▸ MATERIAL PROVIDED

▬▬▬▬▬▬▬▬▬▬

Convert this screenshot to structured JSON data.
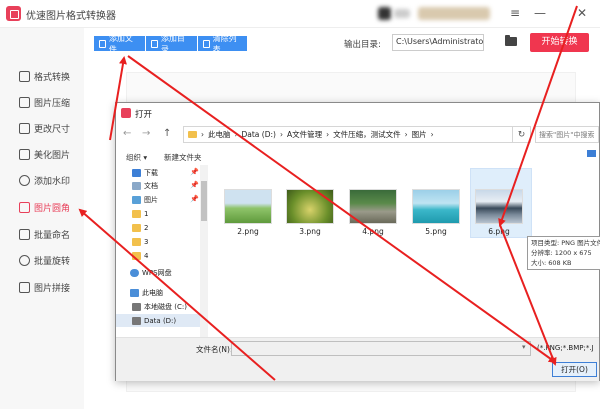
{
  "app": {
    "title": "优速图片格式转换器"
  },
  "window_controls": [
    {
      "name": "menu-icon",
      "glyph": "≡"
    },
    {
      "name": "minimize-icon",
      "glyph": "—"
    },
    {
      "name": "close-icon",
      "glyph": "✕"
    }
  ],
  "sidebar": {
    "items": [
      {
        "label": "格式转换",
        "active": false
      },
      {
        "label": "图片压缩",
        "active": false
      },
      {
        "label": "更改尺寸",
        "active": false
      },
      {
        "label": "美化图片",
        "active": false
      },
      {
        "label": "添加水印",
        "active": false
      },
      {
        "label": "图片圆角",
        "active": true
      },
      {
        "label": "批量命名",
        "active": false
      },
      {
        "label": "批量旋转",
        "active": false
      },
      {
        "label": "图片拼接",
        "active": false
      }
    ]
  },
  "toolbar": {
    "add_file": "添加文件",
    "add_folder": "添加目录",
    "clear_list": "清除列表",
    "output_label": "输出目录:",
    "output_value": "C:\\Users\\Administrator\\",
    "start": "开始转换"
  },
  "dialog": {
    "title": "打开",
    "back": "←",
    "forward": "→",
    "up": "↑",
    "breadcrumb": [
      "此电脑",
      "Data (D:)",
      "A文件管理",
      "文件压缩，测试文件",
      "图片"
    ],
    "search_placeholder": "搜索\"图片\"中搜索",
    "organize": "组织 ▾",
    "new_folder": "新建文件夹",
    "nav_items": [
      {
        "label": "下载",
        "pinned": true,
        "icon": "download-icon"
      },
      {
        "label": "文档",
        "pinned": true,
        "icon": "document-icon"
      },
      {
        "label": "图片",
        "pinned": true,
        "icon": "pictures-icon"
      },
      {
        "label": "1",
        "pinned": false,
        "icon": "folder-icon"
      },
      {
        "label": "2",
        "pinned": false,
        "icon": "folder-icon"
      },
      {
        "label": "3",
        "pinned": false,
        "icon": "folder-icon"
      },
      {
        "label": "4",
        "pinned": false,
        "icon": "folder-icon"
      },
      {
        "label": "WPS网盘",
        "pinned": false,
        "icon": "cloud-icon"
      },
      {
        "label": "此电脑",
        "pinned": false,
        "icon": "computer-icon"
      },
      {
        "label": "本地磁盘 (C:)",
        "pinned": false,
        "icon": "drive-icon"
      },
      {
        "label": "Data (D:)",
        "pinned": false,
        "icon": "drive-icon",
        "selected": true
      }
    ],
    "files": [
      {
        "name": "2.png"
      },
      {
        "name": "3.png"
      },
      {
        "name": "4.png"
      },
      {
        "name": "5.png"
      },
      {
        "name": "6.png",
        "selected": true
      }
    ],
    "tooltip": {
      "type": "项目类型: PNG 图片文件",
      "resolution": "分辨率: 1200 x 675",
      "size": "大小: 608 KB"
    },
    "filename_label": "文件名(N):",
    "filename_value": "",
    "filter": "(*.PNG;*.BMP;*.J",
    "open_button": "打开(O)"
  },
  "colors": {
    "accent": "#e8405a",
    "primary_blue": "#3d8ff2",
    "start_red": "#f0364f",
    "annotation_red": "#e82020"
  }
}
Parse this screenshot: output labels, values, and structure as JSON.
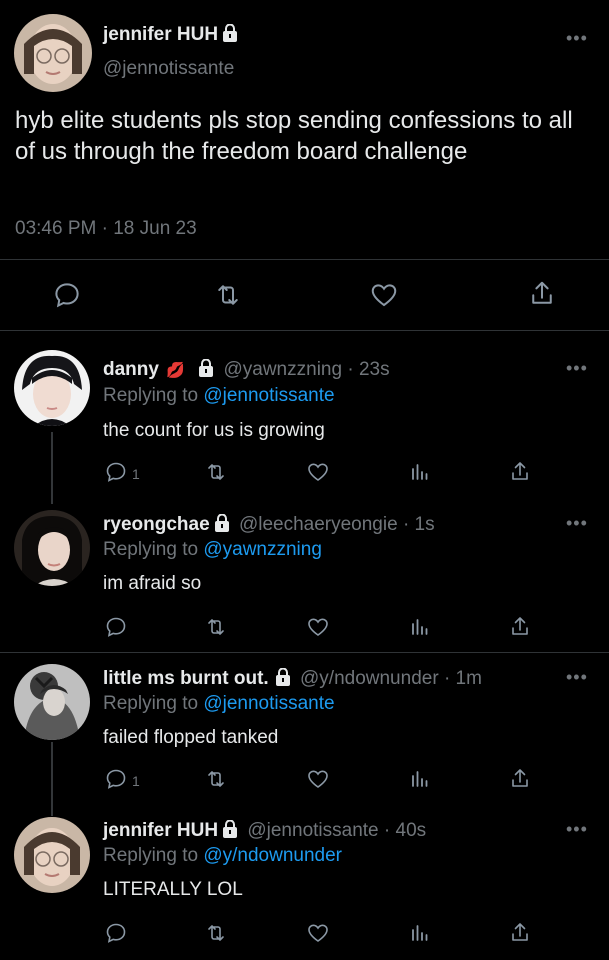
{
  "main_tweet": {
    "name": "jennifer HUH",
    "handle": "@jennotissante",
    "text": "hyb elite students pls stop sending confessions to all of us through the freedom board challenge",
    "timestamp": "03:46 PM · 18 Jun 23"
  },
  "replies": [
    {
      "name": "danny",
      "handle": "@yawnzzning",
      "time": "· 23s",
      "replying_label": "Replying to",
      "replying_to": "@jennotissante",
      "text": "the count for us is growing",
      "reply_count": "1"
    },
    {
      "name": "ryeongchae",
      "handle": "@leechaeryeongie",
      "time": "· 1s",
      "replying_label": "Replying to",
      "replying_to": "@yawnzzning",
      "text": "im afraid so",
      "reply_count": ""
    },
    {
      "name": "little ms burnt out.",
      "handle": "@y/ndownunder",
      "time": "· 1m",
      "replying_label": "Replying to",
      "replying_to": "@jennotissante",
      "text": "failed flopped tanked",
      "reply_count": "1"
    },
    {
      "name": "jennifer HUH",
      "handle": "@jennotissante",
      "time": "· 40s",
      "replying_label": "Replying to",
      "replying_to": "@y/ndownunder",
      "text": "LITERALLY LOL",
      "reply_count": ""
    }
  ],
  "more_glyph": "•••",
  "emoji": "💋",
  "colors": {
    "background": "#000000",
    "text": "#e7e9ea",
    "muted": "#71767b",
    "link": "#1d9bf0",
    "divider": "#2f3336"
  }
}
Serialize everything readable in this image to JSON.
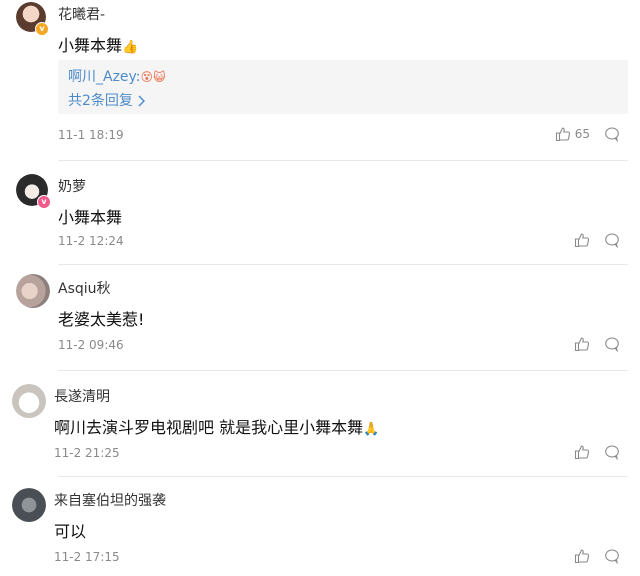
{
  "comments": [
    {
      "user": "花曦君-",
      "text": "小舞本舞",
      "emoji": "👍",
      "time": "11-1 18:19",
      "likes": "65",
      "badge_color": "#f5a623",
      "reply": {
        "name": "啊川_Azey:",
        "emojis": "😵😺",
        "more": "共2条回复",
        "chevron": "chevron-right-icon"
      }
    },
    {
      "user": "奶萝",
      "text": "小舞本舞",
      "time": "11-2 12:24",
      "likes": "",
      "badge_color": "#f15b8c"
    },
    {
      "user": "Asqiu秋",
      "text": "老婆太美惹!",
      "time": "11-2 09:46",
      "likes": ""
    },
    {
      "user": "長遂清明",
      "text": "啊川去演斗罗电视剧吧 就是我心里小舞本舞",
      "emoji": "🙏",
      "time": "11-2 21:25",
      "likes": ""
    },
    {
      "user": "来自塞伯坦的强袭",
      "text": "可以",
      "time": "11-2 17:15",
      "likes": ""
    }
  ]
}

▬▬▬▬▬▬▬▬▬▬

▸ TASK OBJECTIVE
Without including any pictures, reproduce the listing exactly.

▸ ANSWER TO THE EXERCISE
Convert this screenshot to structured JSON data.
{
  "app": {
    "title": "优速图片格式转换器"
  },
  "window_controls": [
    {
      "name": "menu-icon",
      "glyph": "≡"
    },
    {
      "name": "minimize-icon",
      "glyph": "—"
    },
    {
      "name": "close-icon",
      "glyph": "✕"
    }
  ],
  "sidebar": {
    "items": [
      {
        "label": "格式转换",
        "active": false
      },
      {
        "label": "图片压缩",
        "active": false
      },
      {
        "label": "更改尺寸",
        "active": false
      },
      {
        "label": "美化图片",
        "active": false
      },
      {
        "label": "添加水印",
        "active": false
      },
      {
        "label": "图片圆角",
        "active": true
      },
      {
        "label": "批量命名",
        "active": false
      },
      {
        "label": "批量旋转",
        "active": false
      },
      {
        "label": "图片拼接",
        "active": false
      }
    ]
  },
  "toolbar": {
    "add_file": "添加文件",
    "add_folder": "添加目录",
    "clear_list": "清除列表",
    "output_label": "输出目录:",
    "output_value": "C:\\Users\\Administrator\\",
    "start": "开始转换"
  },
  "dialog": {
    "title": "打开",
    "back": "←",
    "forward": "→",
    "up": "↑",
    "breadcrumb": [
      "此电脑",
      "Data (D:)",
      "A文件管理",
      "文件压缩，测试文件",
      "图片"
    ],
    "search_placeholder": "搜索\"图片\"中搜索",
    "organize": "组织 ▾",
    "new_folder": "新建文件夹",
    "nav_items": [
      {
        "label": "下载",
        "pinned": true,
        "icon": "download-icon"
      },
      {
        "label": "文档",
        "pinned": true,
        "icon": "document-icon"
      },
      {
        "label": "图片",
        "pinned": true,
        "icon": "pictures-icon"
      },
      {
        "label": "1",
        "pinned": false,
        "icon": "folder-icon"
      },
      {
        "label": "2",
        "pinned": false,
        "icon": "folder-icon"
      },
      {
        "label": "3",
        "pinned": false,
        "icon": "folder-icon"
      },
      {
        "label": "4",
        "pinned": false,
        "icon": "folder-icon"
      },
      {
        "label": "WPS网盘",
        "pinned": false,
        "icon": "cloud-icon"
      },
      {
        "label": "此电脑",
        "pinned": false,
        "icon": "computer-icon"
      },
      {
        "label": "本地磁盘 (C:)",
        "pinned": false,
        "icon": "drive-icon"
      },
      {
        "label": "Data (D:)",
        "pinned": false,
        "icon": "drive-icon",
        "selected": true
      }
    ],
    "files": [
      {
        "name": "2.png"
      },
      {
        "name": "3.png"
      },
      {
        "name": "4.png"
      },
      {
        "name": "5.png"
      },
      {
        "name": "6.png",
        "selected": true
      }
    ],
    "tooltip": {
      "type": "项目类型: PNG 图片文件",
      "resolution": "分辨率: 1200 x 675",
      "size": "大小: 608 KB"
    },
    "filename_label": "文件名(N):",
    "filename_value": "",
    "filter": "(*.PNG;*.BMP;*.J",
    "open_button": "打开(O)"
  },
  "colors": {
    "accent": "#e8405a",
    "primary_blue": "#3d8ff2",
    "start_red": "#f0364f",
    "annotation_red": "#e82020"
  }
}
Parse this screenshot: output labels, values, and structure as JSON.
{
  "main_tweet": {
    "name": "jennifer HUH",
    "handle": "@jennotissante",
    "text": "hyb elite students pls stop sending confessions to all of us through the freedom board challenge",
    "timestamp": "03:46 PM · 18 Jun 23"
  },
  "replies": [
    {
      "name": "danny",
      "handle": "@yawnzzning",
      "time": "· 23s",
      "replying_label": "Replying to",
      "replying_to": "@jennotissante",
      "text": "the count for us is growing",
      "reply_count": "1"
    },
    {
      "name": "ryeongchae",
      "handle": "@leechaeryeongie",
      "time": "· 1s",
      "replying_label": "Replying to",
      "replying_to": "@yawnzzning",
      "text": "im afraid so",
      "reply_count": ""
    },
    {
      "name": "little ms burnt out.",
      "handle": "@y/ndownunder",
      "time": "· 1m",
      "replying_label": "Replying to",
      "replying_to": "@jennotissante",
      "text": "failed flopped tanked",
      "reply_count": "1"
    },
    {
      "name": "jennifer HUH",
      "handle": "@jennotissante",
      "time": "· 40s",
      "replying_label": "Replying to",
      "replying_to": "@y/ndownunder",
      "text": "LITERALLY LOL",
      "reply_count": ""
    }
  ],
  "more_glyph": "•••",
  "emoji": "💋",
  "colors": {
    "background": "#000000",
    "text": "#e7e9ea",
    "muted": "#71767b",
    "link": "#1d9bf0",
    "divider": "#2f3336"
  }
}
Serialize everything readable in this image to JSON.
{
  "comments": [
    {
      "user": "花曦君-",
      "text": "小舞本舞",
      "emoji": "👍",
      "time": "11-1 18:19",
      "likes": "65",
      "badge_color": "#f5a623",
      "reply": {
        "name": "啊川_Azey:",
        "emojis": "😵😺",
        "more": "共2条回复",
        "chevron": "chevron-right-icon"
      }
    },
    {
      "user": "奶萝",
      "text": "小舞本舞",
      "time": "11-2 12:24",
      "likes": "",
      "badge_color": "#f15b8c"
    },
    {
      "user": "Asqiu秋",
      "text": "老婆太美惹!",
      "time": "11-2 09:46",
      "likes": ""
    },
    {
      "user": "長遂清明",
      "text": "啊川去演斗罗电视剧吧 就是我心里小舞本舞",
      "emoji": "🙏",
      "time": "11-2 21:25",
      "likes": ""
    },
    {
      "user": "来自塞伯坦的强袭",
      "text": "可以",
      "time": "11-2 17:15",
      "likes": ""
    }
  ]
}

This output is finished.